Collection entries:

Start

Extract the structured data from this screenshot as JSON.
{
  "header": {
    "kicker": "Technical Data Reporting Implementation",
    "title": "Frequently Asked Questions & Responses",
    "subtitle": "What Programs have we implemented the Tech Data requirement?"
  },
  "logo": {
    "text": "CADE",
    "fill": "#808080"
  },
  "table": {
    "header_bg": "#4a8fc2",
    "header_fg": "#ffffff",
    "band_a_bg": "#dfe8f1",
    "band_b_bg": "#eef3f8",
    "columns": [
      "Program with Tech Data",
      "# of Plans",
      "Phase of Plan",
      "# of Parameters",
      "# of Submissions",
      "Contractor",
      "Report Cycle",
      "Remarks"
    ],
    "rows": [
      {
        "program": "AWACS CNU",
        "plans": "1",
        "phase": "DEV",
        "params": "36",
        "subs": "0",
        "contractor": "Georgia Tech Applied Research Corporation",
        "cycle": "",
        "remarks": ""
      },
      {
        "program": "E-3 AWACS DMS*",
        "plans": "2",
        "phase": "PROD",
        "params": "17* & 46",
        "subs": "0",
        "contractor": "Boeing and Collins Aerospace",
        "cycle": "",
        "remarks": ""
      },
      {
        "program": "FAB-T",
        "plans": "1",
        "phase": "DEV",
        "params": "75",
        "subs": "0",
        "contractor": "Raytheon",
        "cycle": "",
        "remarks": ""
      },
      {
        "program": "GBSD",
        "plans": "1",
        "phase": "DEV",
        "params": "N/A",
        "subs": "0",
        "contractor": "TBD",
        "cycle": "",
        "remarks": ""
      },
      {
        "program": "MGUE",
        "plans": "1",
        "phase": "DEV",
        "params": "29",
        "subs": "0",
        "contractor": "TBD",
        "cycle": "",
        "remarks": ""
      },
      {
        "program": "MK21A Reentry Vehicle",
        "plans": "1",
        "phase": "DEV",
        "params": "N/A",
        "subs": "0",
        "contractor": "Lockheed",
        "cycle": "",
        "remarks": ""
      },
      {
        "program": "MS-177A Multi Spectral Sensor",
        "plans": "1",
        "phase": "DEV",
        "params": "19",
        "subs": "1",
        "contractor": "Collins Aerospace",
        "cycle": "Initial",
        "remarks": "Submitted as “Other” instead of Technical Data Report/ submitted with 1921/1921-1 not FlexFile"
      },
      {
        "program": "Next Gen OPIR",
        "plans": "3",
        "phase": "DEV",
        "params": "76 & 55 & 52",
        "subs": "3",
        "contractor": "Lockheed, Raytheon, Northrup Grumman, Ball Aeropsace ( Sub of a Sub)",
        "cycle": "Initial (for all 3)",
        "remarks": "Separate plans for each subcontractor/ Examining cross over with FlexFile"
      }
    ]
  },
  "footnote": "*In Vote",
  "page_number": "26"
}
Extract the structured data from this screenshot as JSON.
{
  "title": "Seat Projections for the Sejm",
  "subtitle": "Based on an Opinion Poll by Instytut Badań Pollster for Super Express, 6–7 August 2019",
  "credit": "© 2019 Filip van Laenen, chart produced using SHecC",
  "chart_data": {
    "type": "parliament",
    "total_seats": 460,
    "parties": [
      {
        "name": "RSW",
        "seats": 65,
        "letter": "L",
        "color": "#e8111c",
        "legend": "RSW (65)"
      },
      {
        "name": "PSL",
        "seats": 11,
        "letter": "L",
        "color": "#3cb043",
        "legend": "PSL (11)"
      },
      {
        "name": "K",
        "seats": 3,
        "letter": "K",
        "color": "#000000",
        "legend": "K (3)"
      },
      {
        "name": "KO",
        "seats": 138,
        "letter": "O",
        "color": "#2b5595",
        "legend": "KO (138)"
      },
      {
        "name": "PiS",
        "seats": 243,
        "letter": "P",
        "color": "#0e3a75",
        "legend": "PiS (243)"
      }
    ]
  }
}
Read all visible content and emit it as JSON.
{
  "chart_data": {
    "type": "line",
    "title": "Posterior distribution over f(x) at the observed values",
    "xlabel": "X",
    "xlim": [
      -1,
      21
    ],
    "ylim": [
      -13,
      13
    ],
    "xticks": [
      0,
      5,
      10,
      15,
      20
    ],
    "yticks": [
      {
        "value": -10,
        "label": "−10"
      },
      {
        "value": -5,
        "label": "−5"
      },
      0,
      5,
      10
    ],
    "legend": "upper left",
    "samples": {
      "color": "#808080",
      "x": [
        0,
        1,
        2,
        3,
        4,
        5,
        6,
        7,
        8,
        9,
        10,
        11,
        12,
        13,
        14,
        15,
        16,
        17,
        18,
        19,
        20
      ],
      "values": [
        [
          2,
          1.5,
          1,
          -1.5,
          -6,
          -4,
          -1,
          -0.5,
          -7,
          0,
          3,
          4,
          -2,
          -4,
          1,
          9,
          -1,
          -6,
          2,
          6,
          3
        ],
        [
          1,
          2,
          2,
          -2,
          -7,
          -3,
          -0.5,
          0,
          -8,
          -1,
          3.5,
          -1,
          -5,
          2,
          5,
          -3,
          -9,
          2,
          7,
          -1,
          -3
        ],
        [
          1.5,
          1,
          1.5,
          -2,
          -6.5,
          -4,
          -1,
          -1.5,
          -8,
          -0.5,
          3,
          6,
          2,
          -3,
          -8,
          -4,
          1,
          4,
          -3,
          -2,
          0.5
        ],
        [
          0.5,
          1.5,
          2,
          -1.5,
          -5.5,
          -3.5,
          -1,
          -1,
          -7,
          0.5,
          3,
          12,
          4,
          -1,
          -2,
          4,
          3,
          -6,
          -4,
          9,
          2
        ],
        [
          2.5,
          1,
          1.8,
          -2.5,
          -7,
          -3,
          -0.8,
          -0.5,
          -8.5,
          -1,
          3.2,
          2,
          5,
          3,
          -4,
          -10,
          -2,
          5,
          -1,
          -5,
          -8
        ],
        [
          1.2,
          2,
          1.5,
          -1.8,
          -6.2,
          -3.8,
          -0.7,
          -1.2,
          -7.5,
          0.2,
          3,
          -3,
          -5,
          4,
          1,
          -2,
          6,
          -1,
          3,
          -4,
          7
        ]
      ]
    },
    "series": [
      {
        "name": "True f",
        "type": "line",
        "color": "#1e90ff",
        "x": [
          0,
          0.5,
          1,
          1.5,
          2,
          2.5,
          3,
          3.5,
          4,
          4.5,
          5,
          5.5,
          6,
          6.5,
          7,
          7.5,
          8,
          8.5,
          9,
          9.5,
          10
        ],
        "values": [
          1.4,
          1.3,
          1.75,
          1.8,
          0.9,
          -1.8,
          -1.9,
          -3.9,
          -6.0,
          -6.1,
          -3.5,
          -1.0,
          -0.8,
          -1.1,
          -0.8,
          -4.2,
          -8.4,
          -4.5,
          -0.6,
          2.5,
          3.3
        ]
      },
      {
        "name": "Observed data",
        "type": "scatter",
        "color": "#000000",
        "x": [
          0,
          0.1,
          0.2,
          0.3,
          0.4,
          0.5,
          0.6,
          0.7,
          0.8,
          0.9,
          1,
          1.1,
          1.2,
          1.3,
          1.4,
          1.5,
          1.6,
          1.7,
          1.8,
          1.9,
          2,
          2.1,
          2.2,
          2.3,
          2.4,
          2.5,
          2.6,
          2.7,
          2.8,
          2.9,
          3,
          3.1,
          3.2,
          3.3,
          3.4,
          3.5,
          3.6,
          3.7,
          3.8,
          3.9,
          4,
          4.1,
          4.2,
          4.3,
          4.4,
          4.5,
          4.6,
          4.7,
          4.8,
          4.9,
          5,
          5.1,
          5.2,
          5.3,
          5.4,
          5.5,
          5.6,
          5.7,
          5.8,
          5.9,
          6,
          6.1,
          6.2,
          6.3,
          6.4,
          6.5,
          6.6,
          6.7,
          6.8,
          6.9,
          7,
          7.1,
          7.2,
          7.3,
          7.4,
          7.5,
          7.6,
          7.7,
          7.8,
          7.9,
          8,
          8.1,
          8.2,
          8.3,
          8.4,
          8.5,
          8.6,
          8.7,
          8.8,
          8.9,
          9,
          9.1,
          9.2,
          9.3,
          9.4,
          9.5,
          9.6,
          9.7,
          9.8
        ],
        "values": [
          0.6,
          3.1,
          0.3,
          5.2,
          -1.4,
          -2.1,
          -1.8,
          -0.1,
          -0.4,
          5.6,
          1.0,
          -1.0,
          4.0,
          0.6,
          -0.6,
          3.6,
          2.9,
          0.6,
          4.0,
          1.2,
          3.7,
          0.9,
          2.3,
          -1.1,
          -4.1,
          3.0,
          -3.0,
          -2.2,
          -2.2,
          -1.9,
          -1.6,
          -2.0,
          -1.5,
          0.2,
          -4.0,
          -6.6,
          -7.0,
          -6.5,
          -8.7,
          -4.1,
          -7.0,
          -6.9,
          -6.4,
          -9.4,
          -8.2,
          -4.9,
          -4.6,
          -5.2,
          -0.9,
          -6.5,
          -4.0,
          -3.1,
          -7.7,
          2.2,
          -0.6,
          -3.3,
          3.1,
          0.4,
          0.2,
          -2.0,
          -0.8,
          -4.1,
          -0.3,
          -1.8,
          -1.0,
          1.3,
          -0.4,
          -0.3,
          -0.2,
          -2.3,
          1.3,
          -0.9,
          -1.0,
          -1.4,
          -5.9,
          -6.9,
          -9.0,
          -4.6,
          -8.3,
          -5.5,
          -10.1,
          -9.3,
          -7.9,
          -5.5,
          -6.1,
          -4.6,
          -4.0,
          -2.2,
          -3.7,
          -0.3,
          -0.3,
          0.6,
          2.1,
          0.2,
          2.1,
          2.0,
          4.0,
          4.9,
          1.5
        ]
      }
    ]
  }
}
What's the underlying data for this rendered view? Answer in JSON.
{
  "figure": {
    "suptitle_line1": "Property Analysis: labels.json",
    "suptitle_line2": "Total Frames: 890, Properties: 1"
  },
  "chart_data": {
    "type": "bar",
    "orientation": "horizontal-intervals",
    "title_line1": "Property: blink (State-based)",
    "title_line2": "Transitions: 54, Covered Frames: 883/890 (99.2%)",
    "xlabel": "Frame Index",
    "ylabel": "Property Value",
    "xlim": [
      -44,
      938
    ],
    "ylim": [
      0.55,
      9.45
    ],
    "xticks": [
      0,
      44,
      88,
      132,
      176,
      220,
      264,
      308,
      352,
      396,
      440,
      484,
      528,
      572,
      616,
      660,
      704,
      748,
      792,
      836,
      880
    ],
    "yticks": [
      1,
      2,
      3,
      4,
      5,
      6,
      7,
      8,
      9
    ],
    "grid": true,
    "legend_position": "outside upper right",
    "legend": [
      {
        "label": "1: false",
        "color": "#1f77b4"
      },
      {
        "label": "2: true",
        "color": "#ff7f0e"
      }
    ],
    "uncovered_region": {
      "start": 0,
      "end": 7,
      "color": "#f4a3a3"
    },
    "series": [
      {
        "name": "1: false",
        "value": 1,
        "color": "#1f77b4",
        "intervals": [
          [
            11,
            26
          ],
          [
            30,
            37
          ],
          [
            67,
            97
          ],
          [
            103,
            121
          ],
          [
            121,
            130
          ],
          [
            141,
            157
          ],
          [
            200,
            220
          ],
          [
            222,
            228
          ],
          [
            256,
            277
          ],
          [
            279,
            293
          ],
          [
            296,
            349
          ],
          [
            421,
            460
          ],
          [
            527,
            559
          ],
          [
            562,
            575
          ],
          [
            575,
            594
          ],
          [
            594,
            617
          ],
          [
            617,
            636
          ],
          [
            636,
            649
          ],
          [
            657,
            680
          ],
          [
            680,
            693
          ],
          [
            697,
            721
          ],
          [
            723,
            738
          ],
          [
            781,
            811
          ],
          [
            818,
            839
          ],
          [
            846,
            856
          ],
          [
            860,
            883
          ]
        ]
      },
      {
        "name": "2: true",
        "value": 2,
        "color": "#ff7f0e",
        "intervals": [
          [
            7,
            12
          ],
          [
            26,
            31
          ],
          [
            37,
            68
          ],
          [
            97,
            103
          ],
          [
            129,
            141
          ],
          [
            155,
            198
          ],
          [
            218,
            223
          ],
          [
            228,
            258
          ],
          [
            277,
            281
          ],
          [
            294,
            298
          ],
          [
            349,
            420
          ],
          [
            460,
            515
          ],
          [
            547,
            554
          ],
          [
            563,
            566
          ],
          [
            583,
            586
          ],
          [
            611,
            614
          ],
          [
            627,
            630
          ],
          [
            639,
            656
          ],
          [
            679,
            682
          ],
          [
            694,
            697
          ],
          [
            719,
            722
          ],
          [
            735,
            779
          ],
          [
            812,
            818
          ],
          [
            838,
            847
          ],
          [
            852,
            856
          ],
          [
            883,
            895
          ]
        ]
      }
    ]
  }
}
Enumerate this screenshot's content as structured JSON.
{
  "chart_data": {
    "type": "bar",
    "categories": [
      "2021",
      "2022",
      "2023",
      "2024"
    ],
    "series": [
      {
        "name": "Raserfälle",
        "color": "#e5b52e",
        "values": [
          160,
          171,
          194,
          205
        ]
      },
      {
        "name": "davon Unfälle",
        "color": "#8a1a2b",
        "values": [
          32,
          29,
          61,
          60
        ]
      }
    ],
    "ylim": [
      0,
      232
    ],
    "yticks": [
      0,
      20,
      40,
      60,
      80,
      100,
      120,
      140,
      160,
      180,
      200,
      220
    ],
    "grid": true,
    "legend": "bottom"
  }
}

End

OBJECTIVE:
Copy down every line of the material above that includes the string "name".

TASK RESPONSE:
        "name": "RSW",
        "name": "PSL",
        "name": "K",
        "name": "KO",
        "name": "PiS",
        "name": "True f",
        "name": "Observed data",
        "name": "1: false",
        "name": "2: true",
        "name": "Raserfälle",
        "name": "davon Unfälle",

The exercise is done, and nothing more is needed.